How many lines of the data hold the word "father"? State the number and nothing else.

Extracted records:
★ ★ ★ ★ ★

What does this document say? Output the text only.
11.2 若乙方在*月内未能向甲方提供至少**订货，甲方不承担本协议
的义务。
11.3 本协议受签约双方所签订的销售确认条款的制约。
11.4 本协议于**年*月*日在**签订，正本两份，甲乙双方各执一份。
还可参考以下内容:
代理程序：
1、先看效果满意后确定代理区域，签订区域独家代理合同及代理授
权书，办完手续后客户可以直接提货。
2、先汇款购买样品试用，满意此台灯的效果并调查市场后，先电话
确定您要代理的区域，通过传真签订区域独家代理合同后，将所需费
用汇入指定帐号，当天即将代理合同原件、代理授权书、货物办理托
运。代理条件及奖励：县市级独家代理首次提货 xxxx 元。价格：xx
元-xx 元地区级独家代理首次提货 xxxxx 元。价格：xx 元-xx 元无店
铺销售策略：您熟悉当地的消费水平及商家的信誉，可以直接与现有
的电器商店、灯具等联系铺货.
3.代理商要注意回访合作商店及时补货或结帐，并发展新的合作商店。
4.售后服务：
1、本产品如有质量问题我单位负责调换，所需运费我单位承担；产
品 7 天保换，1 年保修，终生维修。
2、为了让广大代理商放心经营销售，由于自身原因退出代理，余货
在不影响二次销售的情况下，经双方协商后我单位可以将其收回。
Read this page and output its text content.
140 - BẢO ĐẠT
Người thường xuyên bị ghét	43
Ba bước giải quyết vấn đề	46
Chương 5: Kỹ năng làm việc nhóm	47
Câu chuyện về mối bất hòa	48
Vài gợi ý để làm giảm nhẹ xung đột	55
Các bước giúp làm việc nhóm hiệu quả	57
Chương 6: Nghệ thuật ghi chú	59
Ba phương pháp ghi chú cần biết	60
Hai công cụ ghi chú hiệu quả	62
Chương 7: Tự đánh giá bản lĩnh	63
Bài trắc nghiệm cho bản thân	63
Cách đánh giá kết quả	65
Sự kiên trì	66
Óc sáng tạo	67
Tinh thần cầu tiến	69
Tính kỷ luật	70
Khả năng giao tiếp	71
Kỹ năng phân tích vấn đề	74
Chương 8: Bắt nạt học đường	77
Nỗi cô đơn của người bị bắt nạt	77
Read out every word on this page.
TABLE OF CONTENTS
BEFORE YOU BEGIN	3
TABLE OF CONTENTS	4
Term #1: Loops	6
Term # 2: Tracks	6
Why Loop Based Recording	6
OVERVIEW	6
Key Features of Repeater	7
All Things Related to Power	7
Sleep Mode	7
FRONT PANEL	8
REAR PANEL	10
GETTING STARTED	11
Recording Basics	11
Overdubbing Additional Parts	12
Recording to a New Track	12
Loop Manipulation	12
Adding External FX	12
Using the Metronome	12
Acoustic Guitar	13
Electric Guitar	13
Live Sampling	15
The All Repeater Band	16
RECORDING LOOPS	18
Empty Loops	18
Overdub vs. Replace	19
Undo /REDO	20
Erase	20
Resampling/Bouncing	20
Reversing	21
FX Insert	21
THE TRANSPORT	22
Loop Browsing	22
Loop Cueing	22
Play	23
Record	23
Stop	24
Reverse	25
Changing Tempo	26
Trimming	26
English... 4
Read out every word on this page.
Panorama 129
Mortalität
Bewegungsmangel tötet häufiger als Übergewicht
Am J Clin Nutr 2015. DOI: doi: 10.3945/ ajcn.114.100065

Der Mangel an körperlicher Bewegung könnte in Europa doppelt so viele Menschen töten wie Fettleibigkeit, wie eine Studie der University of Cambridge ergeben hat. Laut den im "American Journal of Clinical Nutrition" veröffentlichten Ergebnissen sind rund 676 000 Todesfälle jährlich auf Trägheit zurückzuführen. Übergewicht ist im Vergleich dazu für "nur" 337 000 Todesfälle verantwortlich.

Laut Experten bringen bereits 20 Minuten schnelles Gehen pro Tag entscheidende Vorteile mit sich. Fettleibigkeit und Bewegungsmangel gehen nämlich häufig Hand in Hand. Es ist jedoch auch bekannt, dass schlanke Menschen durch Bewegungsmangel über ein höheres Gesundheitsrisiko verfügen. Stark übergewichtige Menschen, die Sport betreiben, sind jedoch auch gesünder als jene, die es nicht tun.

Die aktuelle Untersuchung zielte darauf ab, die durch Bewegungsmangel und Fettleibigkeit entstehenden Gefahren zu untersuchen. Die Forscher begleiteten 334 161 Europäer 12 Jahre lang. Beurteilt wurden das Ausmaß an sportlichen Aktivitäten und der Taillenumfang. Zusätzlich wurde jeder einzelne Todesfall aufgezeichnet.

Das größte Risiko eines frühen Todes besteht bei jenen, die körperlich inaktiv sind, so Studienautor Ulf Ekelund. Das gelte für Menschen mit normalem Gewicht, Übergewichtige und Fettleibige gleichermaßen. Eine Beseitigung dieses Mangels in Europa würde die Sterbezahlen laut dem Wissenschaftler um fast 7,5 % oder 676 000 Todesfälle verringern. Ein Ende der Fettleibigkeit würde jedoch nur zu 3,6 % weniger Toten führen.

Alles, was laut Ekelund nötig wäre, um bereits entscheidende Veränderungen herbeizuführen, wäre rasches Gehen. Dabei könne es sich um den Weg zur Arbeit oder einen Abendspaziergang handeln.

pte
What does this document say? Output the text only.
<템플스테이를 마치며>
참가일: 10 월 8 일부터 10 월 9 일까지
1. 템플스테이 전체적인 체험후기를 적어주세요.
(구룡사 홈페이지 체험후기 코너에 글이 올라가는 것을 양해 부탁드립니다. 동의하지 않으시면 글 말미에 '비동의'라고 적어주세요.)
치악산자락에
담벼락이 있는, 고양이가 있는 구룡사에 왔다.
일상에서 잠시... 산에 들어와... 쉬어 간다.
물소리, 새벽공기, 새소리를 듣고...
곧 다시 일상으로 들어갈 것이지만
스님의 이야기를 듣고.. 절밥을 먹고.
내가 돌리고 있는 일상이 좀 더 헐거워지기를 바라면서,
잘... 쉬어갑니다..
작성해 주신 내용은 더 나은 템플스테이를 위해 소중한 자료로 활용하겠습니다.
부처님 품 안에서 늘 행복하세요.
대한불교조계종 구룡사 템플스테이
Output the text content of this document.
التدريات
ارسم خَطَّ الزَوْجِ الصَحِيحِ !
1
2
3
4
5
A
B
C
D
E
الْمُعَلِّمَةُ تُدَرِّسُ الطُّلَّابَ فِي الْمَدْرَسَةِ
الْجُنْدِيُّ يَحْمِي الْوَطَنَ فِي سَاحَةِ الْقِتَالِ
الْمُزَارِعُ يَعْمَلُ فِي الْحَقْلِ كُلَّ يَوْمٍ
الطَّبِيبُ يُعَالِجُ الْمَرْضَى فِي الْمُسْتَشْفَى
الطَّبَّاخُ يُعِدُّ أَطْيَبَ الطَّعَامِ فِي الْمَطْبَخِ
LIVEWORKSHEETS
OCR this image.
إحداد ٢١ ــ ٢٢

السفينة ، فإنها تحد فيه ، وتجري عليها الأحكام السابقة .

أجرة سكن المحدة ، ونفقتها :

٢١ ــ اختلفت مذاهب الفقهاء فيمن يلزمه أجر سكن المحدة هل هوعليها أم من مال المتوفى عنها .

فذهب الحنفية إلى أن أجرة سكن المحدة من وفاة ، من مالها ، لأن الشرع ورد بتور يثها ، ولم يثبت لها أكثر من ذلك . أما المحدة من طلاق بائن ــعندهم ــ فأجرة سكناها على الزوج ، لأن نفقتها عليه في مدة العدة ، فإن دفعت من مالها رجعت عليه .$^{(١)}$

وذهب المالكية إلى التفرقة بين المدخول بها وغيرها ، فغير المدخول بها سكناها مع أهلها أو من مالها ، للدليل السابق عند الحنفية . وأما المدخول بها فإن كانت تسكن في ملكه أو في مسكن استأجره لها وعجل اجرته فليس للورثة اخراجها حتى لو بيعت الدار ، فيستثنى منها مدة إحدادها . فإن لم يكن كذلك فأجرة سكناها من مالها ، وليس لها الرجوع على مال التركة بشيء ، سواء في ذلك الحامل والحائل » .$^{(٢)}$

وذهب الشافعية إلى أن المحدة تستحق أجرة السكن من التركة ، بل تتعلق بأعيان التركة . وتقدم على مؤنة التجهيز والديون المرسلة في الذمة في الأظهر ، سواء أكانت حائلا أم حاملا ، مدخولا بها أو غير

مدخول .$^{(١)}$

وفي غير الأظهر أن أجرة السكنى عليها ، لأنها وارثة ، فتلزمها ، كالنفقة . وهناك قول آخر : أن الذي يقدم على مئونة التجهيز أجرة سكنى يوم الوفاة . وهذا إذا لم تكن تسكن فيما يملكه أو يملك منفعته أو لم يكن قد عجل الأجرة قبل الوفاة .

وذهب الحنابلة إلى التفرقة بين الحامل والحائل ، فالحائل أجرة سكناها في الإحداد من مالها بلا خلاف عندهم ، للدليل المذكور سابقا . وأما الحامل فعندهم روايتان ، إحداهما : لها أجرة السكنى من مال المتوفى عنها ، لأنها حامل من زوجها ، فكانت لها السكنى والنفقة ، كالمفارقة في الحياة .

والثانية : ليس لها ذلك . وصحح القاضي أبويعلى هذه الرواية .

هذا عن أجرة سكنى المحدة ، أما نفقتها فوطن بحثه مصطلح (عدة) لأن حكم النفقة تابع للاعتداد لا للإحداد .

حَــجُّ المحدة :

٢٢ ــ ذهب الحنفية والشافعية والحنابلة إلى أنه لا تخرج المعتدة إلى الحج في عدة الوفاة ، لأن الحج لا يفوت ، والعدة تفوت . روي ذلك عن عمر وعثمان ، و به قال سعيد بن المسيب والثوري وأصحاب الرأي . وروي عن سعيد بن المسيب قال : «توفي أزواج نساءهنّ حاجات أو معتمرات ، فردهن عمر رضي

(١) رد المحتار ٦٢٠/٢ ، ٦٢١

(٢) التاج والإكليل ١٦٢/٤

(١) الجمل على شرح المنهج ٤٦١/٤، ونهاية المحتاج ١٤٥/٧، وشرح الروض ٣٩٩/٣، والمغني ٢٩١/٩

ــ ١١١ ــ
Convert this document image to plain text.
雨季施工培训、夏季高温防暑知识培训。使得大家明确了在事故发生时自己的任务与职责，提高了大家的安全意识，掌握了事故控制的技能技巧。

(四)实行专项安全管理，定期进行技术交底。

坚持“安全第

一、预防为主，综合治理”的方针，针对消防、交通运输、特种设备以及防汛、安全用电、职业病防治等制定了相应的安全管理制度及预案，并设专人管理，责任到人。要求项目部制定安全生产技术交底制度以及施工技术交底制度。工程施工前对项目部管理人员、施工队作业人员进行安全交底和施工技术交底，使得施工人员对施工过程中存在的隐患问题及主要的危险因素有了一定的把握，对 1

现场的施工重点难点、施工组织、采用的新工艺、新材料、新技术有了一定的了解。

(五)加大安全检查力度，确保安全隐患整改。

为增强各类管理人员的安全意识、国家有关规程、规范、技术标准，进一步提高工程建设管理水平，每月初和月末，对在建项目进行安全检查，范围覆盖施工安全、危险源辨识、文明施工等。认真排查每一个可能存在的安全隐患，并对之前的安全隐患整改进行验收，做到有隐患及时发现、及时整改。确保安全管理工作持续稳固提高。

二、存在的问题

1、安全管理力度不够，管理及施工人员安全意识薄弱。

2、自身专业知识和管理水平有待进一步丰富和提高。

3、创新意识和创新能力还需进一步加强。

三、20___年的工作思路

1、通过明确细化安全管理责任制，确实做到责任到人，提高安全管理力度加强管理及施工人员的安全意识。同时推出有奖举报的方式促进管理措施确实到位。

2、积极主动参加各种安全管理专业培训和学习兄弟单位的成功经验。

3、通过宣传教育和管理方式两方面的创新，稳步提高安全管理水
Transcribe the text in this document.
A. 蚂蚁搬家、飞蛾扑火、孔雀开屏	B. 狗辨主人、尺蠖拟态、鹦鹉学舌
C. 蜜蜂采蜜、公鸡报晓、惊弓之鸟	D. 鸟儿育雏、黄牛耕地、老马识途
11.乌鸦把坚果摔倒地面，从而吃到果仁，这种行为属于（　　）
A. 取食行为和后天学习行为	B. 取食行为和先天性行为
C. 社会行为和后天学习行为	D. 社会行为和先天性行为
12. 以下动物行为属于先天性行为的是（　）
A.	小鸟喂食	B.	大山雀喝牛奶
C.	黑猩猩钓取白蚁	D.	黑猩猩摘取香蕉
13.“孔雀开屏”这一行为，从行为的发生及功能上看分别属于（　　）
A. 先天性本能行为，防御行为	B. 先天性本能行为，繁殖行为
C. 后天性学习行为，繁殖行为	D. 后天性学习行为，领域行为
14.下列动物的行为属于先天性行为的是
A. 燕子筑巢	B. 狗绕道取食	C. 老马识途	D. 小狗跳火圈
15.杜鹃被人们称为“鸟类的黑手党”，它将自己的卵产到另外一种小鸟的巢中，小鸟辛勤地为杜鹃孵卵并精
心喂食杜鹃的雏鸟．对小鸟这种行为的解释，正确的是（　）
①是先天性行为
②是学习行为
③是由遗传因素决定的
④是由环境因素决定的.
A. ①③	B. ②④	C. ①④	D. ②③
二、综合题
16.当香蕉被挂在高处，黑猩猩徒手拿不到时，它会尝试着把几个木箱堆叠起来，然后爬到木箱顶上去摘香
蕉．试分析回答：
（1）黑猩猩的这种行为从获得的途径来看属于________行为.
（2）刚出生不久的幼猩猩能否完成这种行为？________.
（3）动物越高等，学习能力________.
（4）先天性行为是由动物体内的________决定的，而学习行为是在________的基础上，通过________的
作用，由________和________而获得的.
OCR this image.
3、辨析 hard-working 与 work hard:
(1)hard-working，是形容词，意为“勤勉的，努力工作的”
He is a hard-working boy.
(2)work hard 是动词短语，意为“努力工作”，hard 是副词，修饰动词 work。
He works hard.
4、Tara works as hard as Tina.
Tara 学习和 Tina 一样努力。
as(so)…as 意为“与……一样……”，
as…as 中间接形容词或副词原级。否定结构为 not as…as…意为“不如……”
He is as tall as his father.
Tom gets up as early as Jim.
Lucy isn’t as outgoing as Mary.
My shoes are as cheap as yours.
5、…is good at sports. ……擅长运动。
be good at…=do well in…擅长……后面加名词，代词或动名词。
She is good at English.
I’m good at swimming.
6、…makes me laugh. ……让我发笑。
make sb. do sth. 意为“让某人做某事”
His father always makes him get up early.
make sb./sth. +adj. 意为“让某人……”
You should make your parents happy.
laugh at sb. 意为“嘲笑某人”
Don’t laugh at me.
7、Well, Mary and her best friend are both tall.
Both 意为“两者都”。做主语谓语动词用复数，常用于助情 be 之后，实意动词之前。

★ ★ ★ ★ ★

- _EXERCISE ANSWER_
2